:: AIM OF THE TASK ::
All of the entries must be reproduced exactly, with no images carried over.

Source records
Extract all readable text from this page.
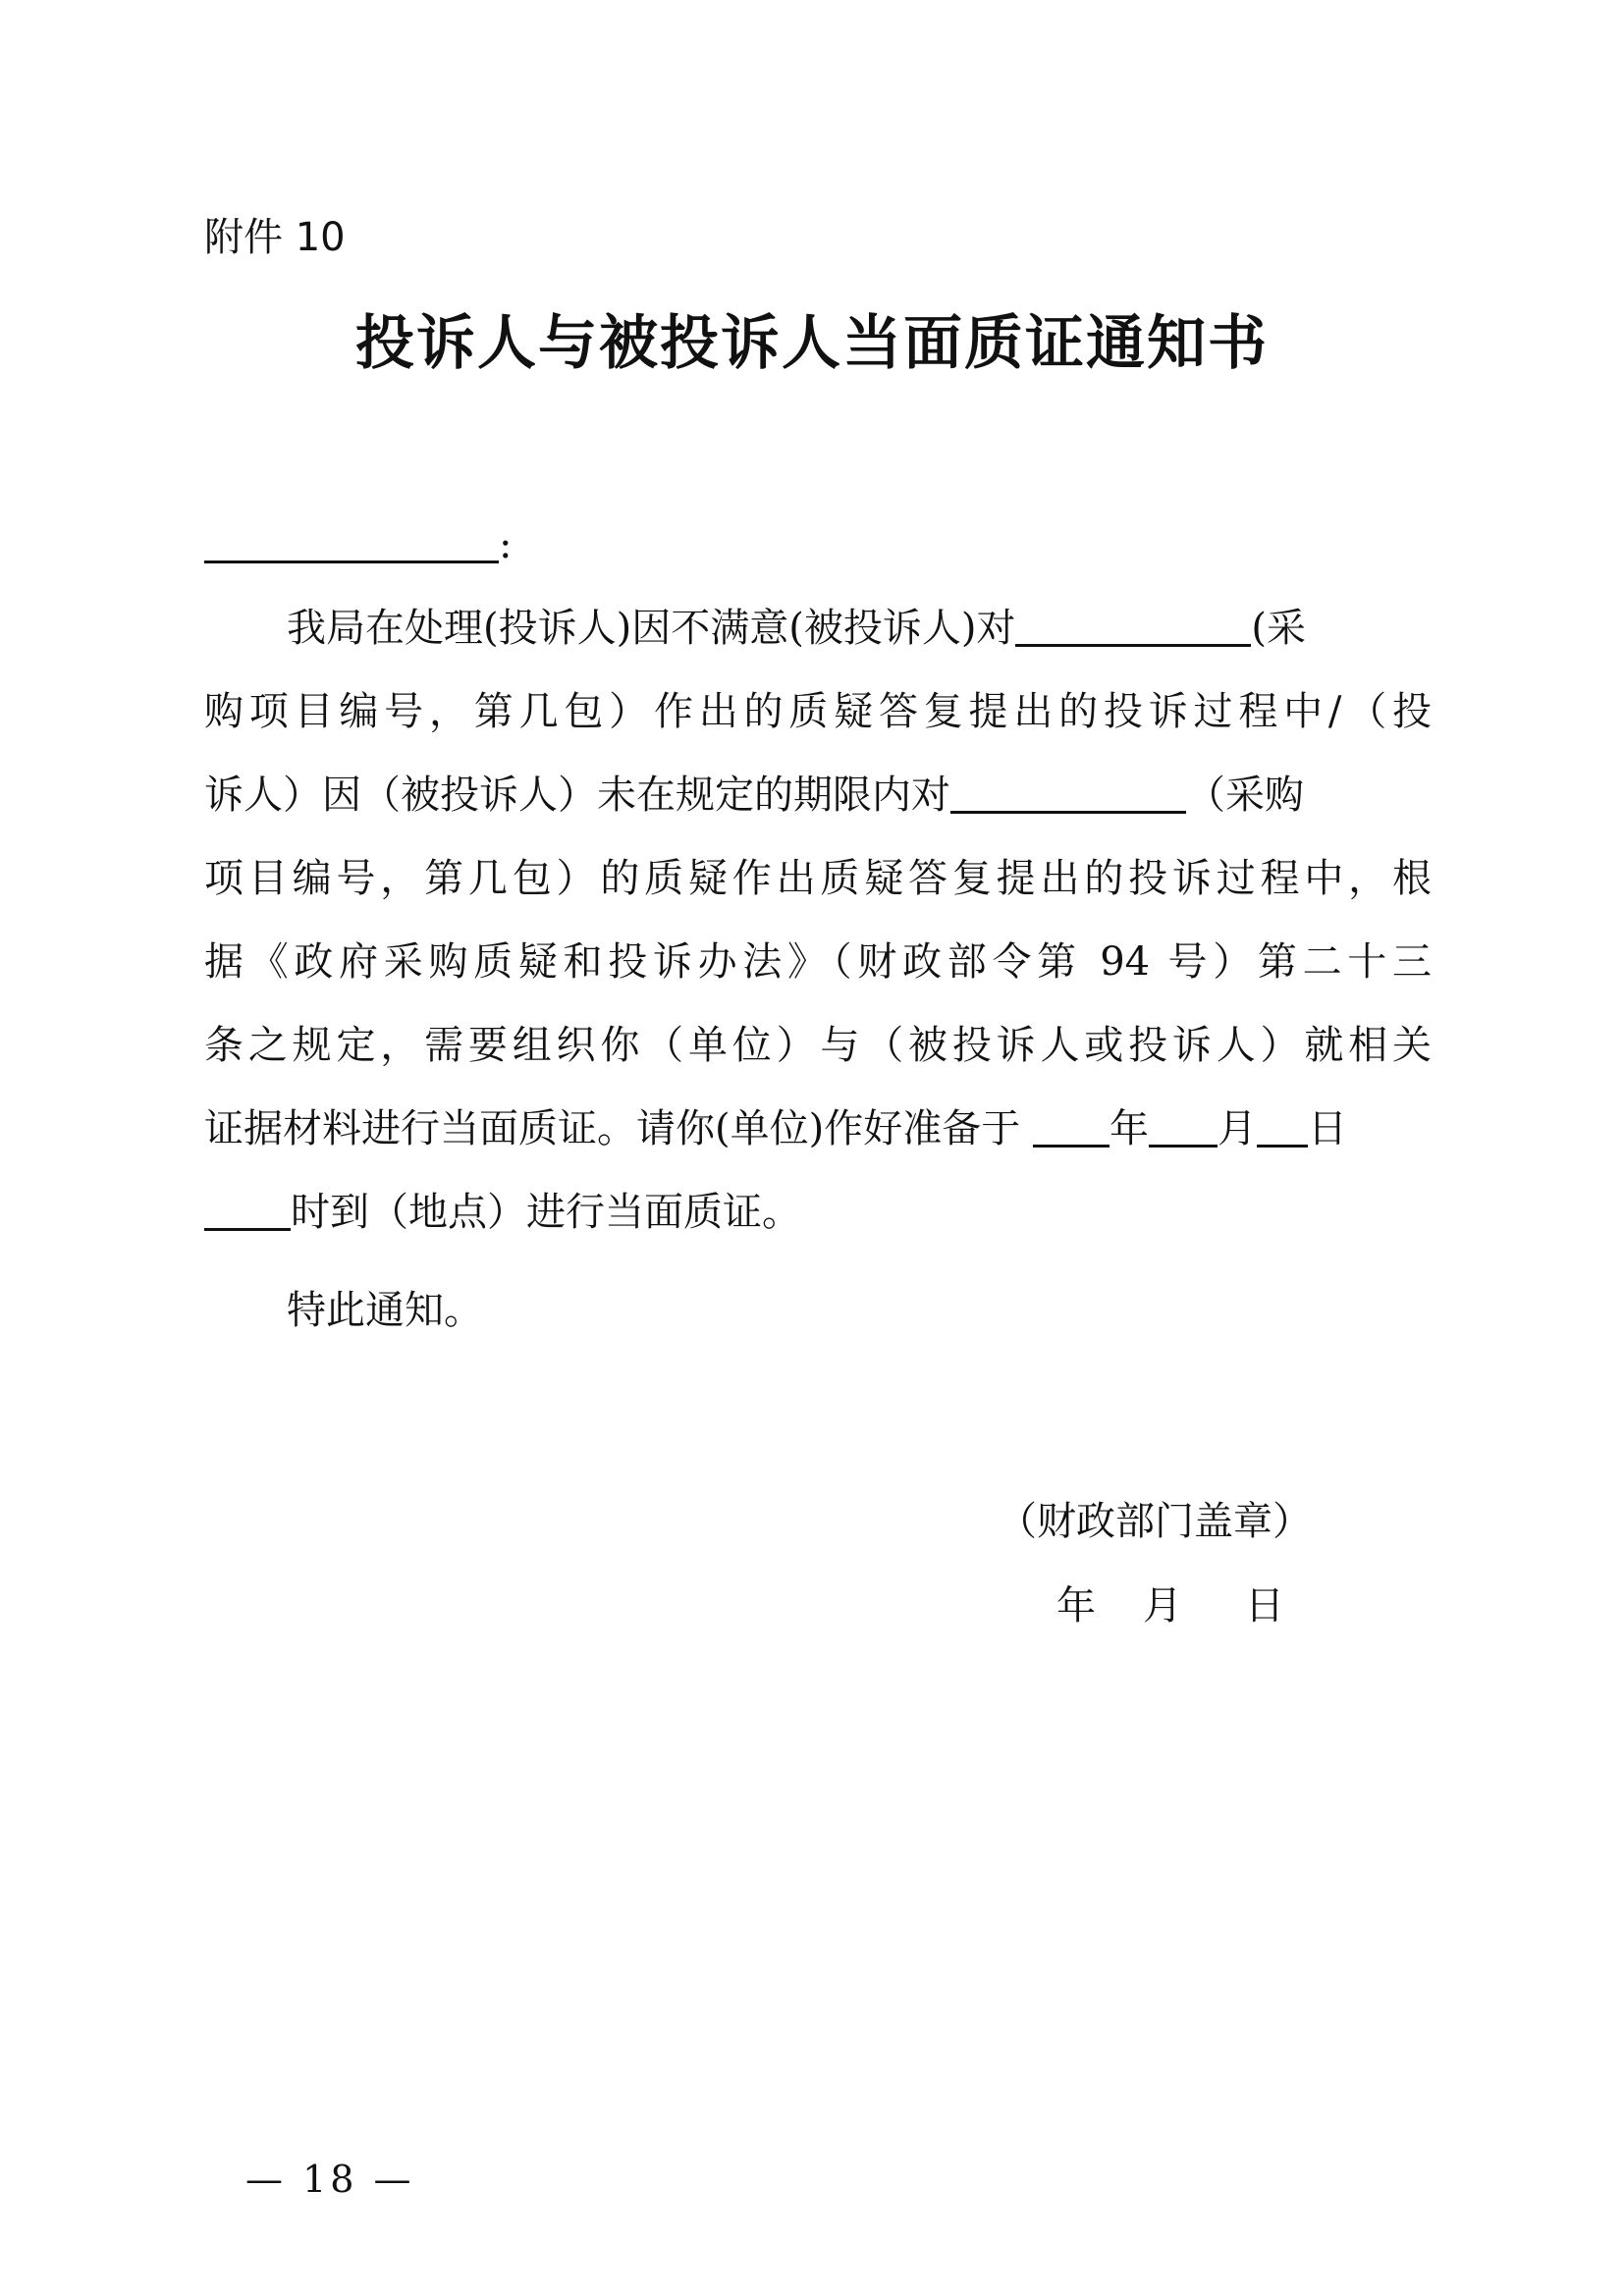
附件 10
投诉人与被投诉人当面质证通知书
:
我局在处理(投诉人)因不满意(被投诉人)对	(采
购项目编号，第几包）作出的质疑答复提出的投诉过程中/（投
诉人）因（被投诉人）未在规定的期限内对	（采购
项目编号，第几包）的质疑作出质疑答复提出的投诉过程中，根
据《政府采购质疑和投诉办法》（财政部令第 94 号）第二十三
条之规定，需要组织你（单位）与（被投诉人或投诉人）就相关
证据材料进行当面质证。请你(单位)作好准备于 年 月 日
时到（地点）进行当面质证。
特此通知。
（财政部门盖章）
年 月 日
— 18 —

:: RIGHT ANSWER ::
Extract all readable text from this page.
附件 10
投诉人与被投诉人当面质证通知书
:
我局在处理(投诉人)因不满意(被投诉人)对	(采
购项目编号，第几包）作出的质疑答复提出的投诉过程中/（投
诉人）因（被投诉人）未在规定的期限内对	（采购
项目编号，第几包）的质疑作出质疑答复提出的投诉过程中，根
据《政府采购质疑和投诉办法》（财政部令第 94 号）第二十三
条之规定，需要组织你（单位）与（被投诉人或投诉人）就相关
证据材料进行当面质证。请你(单位)作好准备于 年 月 日
时到（地点）进行当面质证。
特此通知。
（财政部门盖章）
年 月 日
— 18 —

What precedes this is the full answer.